* BEGIN SOURCE DATA *

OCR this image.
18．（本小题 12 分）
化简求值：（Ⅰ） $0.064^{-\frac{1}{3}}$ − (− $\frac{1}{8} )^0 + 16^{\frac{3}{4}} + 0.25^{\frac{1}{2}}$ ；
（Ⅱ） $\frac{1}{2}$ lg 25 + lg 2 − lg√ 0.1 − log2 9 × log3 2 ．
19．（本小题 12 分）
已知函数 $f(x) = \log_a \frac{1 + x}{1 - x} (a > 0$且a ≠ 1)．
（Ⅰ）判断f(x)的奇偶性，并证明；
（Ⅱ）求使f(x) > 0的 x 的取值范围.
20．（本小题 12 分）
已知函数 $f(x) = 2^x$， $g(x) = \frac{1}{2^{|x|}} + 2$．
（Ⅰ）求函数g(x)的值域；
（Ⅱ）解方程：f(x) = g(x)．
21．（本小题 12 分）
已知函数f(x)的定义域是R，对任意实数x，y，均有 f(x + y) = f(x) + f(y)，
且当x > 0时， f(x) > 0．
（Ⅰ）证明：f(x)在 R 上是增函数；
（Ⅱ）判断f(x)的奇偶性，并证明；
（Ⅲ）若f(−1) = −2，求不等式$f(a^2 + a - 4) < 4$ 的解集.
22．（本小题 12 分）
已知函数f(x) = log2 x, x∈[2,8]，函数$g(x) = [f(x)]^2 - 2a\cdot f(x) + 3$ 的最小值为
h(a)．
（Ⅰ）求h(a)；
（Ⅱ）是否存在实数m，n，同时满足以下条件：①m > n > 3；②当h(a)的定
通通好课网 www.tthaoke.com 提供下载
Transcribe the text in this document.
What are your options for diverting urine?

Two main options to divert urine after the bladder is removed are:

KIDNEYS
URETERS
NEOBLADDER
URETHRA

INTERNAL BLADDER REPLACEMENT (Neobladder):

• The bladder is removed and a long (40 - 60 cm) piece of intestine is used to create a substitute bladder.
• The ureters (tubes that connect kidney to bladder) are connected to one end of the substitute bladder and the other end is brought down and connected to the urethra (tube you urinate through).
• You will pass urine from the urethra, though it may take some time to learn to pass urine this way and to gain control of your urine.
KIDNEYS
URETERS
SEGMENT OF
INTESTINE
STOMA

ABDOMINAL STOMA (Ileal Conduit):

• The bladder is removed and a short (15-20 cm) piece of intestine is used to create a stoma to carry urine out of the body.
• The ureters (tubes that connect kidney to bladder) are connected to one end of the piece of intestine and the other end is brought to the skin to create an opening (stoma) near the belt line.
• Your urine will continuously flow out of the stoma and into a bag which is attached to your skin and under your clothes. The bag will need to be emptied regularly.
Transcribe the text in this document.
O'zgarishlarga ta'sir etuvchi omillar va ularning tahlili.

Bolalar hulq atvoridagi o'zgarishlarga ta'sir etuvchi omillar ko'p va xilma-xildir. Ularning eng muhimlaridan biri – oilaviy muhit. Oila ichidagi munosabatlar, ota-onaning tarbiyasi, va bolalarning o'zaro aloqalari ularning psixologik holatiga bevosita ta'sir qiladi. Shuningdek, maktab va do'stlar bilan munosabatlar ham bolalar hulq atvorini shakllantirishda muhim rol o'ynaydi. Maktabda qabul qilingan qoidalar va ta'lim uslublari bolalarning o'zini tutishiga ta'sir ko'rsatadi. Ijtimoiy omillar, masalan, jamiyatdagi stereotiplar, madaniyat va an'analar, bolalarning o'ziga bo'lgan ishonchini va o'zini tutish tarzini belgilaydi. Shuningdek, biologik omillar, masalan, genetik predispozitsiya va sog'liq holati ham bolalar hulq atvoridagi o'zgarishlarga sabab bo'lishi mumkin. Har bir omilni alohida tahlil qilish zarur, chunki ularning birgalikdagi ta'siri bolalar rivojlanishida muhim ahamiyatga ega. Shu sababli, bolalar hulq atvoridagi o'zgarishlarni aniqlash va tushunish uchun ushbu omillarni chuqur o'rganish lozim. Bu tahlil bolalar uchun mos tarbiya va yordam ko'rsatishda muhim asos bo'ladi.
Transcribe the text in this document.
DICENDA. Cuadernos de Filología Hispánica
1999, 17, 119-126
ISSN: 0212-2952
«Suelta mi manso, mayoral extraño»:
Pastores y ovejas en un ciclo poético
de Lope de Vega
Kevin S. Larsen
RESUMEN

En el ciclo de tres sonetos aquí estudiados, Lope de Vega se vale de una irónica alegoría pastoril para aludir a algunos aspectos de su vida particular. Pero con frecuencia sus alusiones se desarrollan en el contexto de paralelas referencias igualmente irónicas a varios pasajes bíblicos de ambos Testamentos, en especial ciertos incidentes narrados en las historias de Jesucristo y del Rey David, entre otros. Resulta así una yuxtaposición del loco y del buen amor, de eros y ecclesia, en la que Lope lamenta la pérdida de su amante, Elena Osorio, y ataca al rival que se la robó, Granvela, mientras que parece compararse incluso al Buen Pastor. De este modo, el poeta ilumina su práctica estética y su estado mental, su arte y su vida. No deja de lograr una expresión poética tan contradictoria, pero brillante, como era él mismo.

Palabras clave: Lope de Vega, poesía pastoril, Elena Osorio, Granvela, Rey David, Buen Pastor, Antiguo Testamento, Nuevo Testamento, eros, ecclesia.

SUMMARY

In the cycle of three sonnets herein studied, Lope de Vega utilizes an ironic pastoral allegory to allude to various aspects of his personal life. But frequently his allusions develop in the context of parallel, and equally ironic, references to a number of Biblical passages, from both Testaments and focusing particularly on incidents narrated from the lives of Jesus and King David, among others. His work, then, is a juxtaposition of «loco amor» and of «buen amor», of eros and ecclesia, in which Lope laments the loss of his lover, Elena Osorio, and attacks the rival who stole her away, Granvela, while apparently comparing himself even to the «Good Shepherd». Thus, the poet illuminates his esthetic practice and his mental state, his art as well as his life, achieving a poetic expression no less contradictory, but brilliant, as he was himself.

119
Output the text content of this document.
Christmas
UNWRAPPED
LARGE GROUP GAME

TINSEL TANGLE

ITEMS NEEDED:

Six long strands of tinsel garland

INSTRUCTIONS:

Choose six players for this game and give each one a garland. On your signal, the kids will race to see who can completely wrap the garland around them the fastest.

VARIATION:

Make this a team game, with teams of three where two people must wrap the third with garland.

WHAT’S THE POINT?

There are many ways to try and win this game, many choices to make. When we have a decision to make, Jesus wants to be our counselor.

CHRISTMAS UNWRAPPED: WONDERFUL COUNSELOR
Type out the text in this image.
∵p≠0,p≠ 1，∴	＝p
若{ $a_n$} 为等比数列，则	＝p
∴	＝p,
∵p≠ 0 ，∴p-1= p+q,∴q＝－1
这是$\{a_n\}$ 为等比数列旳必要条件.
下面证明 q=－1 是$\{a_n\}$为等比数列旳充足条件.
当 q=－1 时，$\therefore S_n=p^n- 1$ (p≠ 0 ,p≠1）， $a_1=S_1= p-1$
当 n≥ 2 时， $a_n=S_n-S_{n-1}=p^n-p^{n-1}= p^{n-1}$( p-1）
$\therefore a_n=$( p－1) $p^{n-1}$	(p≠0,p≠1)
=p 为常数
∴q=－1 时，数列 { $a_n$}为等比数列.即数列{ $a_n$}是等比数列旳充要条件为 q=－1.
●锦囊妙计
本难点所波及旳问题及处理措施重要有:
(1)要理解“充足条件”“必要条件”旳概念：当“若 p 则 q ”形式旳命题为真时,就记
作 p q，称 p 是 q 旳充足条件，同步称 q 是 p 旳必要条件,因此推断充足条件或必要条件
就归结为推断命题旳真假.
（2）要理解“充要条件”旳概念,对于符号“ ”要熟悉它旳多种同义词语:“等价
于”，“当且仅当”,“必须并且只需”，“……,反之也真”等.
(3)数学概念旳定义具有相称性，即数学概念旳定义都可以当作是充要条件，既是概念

* END SOURCE DATA *

### INSTRUCTIONS TO FOLLOW
Which lines hold the word "therefore"? Show each one.

### RESPONSE
当 q=－1 时，$\therefore S_n=p^n- 1$ (p≠ 0 ,p≠1）， $a_1=S_1= p-1$
$\therefore a_n=$( p－1) $p^{n-1}$	(p≠0,p≠1)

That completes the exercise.